Your goal
Give the number of lines that include the word "location", nothing more.
· · ·
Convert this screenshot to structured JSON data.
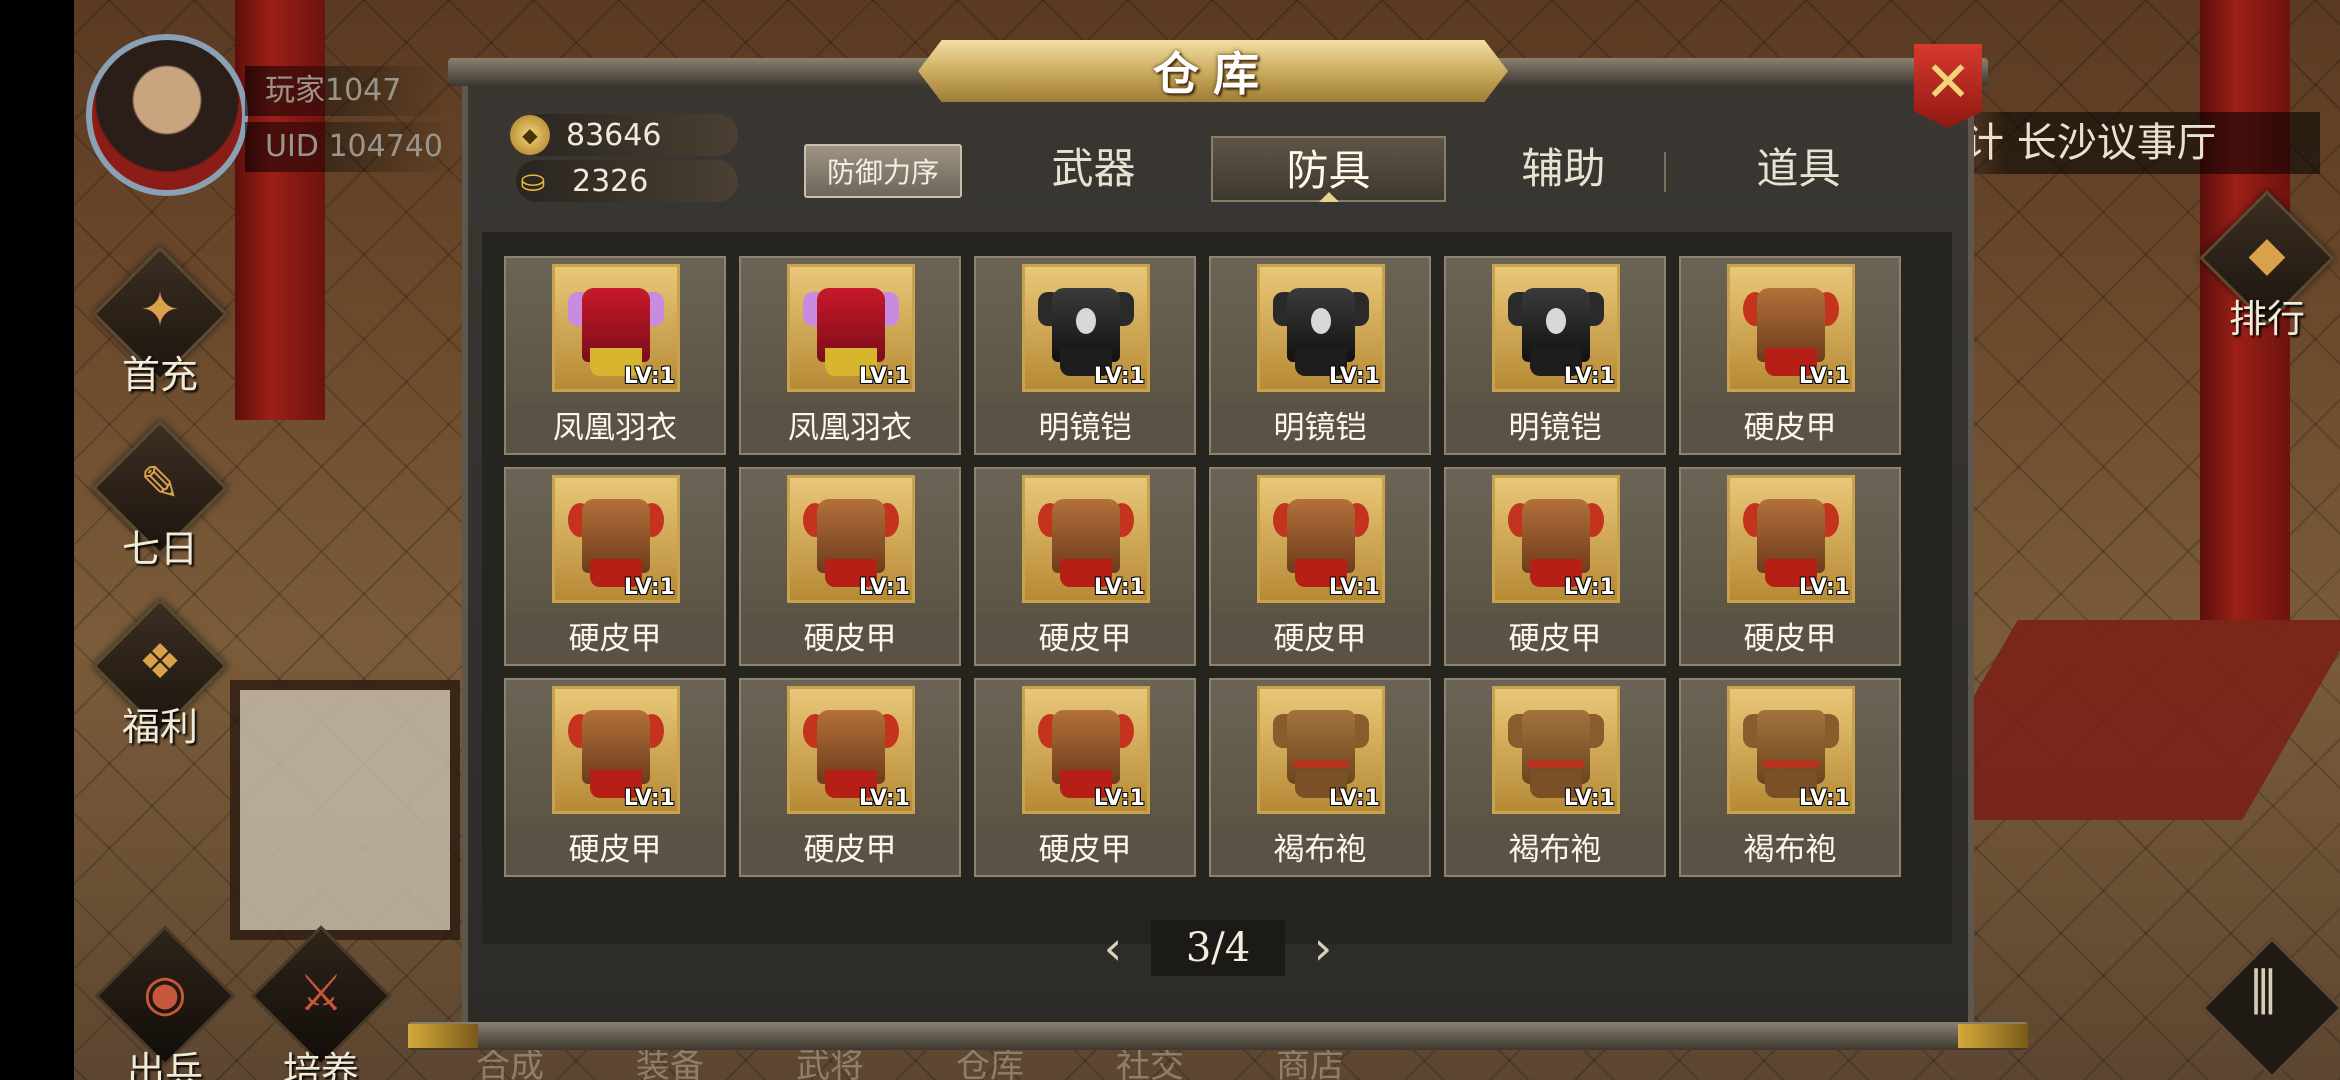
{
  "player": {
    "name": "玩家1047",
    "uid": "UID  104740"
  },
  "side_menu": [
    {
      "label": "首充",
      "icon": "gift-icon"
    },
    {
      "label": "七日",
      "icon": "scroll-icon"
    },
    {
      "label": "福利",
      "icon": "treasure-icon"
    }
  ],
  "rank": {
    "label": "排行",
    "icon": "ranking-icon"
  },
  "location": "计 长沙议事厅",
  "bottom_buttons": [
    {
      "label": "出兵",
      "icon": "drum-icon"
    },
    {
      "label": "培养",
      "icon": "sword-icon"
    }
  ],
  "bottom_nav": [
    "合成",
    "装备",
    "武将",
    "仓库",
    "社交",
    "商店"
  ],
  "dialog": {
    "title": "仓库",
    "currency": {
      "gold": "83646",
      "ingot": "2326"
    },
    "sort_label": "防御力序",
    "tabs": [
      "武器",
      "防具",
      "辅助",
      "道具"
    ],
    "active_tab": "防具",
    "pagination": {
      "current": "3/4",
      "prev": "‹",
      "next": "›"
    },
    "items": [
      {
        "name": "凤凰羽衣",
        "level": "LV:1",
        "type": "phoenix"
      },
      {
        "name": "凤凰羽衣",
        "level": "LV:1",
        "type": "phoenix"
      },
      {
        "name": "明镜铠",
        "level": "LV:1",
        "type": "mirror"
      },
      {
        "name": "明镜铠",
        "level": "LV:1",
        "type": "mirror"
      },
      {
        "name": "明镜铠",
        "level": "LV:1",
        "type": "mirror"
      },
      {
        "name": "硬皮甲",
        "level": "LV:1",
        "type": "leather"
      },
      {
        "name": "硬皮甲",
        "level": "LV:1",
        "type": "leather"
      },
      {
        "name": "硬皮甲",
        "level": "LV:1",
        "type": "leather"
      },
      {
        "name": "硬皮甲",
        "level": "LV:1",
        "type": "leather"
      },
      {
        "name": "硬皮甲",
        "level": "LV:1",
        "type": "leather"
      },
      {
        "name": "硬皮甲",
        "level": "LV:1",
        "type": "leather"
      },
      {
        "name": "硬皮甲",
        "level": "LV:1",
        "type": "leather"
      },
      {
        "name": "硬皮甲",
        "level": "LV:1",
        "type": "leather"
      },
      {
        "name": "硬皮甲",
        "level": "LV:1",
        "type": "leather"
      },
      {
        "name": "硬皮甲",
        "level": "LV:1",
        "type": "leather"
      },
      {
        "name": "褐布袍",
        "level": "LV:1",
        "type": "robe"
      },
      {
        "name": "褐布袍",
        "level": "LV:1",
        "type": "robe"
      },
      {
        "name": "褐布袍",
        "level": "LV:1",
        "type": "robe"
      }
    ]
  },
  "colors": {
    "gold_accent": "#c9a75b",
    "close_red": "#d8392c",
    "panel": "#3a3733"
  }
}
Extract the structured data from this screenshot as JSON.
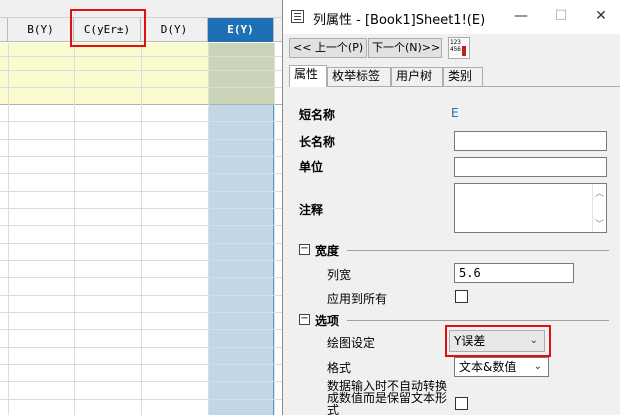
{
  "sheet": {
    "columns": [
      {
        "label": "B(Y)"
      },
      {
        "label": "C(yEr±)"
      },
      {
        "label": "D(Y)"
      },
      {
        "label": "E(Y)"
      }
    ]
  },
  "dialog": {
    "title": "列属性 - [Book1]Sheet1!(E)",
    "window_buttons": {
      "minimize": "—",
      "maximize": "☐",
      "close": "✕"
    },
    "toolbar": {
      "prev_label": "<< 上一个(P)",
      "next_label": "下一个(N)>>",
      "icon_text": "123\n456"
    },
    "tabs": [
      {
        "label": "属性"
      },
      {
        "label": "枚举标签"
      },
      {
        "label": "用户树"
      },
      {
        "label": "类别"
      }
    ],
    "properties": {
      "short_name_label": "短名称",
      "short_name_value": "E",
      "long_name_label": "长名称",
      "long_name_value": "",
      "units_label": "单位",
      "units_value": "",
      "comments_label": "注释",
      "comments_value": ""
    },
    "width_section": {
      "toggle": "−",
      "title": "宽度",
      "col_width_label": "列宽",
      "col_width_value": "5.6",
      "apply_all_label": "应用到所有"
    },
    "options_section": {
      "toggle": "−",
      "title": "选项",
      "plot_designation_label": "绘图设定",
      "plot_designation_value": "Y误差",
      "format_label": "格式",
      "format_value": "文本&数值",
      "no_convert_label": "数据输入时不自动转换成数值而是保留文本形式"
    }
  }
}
· · ·
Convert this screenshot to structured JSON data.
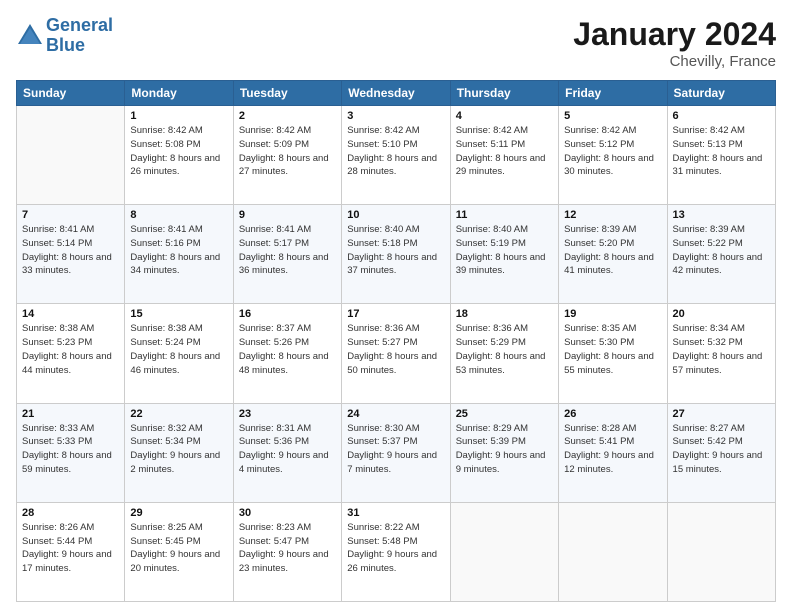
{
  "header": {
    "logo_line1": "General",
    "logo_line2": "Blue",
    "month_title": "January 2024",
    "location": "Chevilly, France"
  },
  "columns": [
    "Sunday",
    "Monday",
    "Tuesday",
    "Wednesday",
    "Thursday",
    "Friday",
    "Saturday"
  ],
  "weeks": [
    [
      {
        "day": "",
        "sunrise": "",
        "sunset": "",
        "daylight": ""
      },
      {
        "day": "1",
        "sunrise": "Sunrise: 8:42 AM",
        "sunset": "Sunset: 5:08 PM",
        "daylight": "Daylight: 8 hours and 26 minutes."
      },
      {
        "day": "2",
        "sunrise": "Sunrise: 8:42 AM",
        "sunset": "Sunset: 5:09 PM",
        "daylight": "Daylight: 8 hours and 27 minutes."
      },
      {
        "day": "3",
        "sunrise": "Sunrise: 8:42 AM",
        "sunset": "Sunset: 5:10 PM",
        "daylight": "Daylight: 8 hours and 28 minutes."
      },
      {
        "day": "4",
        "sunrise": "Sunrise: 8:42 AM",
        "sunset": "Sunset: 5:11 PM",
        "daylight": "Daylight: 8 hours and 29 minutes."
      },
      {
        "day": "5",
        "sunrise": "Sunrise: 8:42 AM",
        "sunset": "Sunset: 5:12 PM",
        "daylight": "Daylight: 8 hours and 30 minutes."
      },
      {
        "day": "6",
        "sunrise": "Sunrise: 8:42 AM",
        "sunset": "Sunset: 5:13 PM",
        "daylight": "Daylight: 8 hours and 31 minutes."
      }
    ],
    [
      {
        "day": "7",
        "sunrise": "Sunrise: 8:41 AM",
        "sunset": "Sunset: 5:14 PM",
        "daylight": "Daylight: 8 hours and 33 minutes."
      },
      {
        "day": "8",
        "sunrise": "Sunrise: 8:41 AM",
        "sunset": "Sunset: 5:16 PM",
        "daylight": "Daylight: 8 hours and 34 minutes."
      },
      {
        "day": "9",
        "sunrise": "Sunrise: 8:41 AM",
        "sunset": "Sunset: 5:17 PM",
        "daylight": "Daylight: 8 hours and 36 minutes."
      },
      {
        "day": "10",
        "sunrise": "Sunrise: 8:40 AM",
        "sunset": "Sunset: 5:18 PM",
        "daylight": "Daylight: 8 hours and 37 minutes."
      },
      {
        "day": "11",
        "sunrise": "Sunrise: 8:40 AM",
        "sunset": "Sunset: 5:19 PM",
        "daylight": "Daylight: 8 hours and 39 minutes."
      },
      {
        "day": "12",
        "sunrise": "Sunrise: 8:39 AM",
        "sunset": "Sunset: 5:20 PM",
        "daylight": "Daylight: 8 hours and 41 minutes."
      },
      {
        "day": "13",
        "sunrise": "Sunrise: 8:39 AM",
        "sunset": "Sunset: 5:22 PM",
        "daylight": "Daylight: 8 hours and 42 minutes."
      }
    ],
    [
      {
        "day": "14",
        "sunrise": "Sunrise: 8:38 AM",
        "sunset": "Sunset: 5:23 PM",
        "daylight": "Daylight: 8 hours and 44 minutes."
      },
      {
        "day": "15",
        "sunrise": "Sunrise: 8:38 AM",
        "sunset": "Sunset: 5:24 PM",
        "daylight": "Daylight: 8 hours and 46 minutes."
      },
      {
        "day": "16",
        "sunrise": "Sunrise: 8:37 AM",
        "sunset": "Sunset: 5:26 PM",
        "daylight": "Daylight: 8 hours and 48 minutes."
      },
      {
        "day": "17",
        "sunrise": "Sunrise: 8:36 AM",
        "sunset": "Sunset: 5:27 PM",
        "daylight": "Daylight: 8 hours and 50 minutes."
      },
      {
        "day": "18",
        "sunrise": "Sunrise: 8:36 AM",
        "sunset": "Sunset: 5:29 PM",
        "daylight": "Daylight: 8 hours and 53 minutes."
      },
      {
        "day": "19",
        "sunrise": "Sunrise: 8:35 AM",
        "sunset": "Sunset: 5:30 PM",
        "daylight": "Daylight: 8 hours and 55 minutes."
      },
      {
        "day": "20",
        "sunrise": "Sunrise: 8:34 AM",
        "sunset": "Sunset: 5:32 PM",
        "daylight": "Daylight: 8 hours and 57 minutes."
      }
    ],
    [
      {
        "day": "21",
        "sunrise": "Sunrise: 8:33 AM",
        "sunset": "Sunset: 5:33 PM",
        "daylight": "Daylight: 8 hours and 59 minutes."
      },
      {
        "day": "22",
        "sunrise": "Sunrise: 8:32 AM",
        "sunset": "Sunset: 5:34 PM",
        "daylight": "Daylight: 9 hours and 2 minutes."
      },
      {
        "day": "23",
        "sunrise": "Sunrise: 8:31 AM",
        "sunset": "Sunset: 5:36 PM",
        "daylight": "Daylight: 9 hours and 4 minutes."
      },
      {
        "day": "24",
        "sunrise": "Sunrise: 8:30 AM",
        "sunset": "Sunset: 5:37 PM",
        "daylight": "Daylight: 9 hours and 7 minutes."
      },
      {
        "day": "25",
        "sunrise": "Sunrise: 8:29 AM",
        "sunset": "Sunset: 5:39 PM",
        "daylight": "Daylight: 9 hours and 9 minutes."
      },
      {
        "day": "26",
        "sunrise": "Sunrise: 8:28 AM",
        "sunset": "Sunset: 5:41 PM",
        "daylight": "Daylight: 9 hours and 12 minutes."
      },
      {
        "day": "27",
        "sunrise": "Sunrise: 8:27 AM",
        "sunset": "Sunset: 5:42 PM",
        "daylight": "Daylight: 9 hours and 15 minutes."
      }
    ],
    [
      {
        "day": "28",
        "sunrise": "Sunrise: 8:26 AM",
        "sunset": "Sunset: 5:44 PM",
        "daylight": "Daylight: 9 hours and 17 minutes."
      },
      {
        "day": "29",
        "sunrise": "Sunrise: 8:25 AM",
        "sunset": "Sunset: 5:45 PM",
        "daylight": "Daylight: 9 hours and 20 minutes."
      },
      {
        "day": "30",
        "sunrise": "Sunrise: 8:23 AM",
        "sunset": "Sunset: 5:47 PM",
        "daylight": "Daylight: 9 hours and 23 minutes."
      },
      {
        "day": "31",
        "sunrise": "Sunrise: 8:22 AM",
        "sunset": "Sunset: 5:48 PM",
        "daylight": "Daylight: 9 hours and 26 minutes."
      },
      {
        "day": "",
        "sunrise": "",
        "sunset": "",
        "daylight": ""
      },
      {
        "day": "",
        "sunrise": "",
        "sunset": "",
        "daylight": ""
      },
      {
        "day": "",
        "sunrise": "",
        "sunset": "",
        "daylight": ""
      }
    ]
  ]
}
· · ·
Solution to this problem
2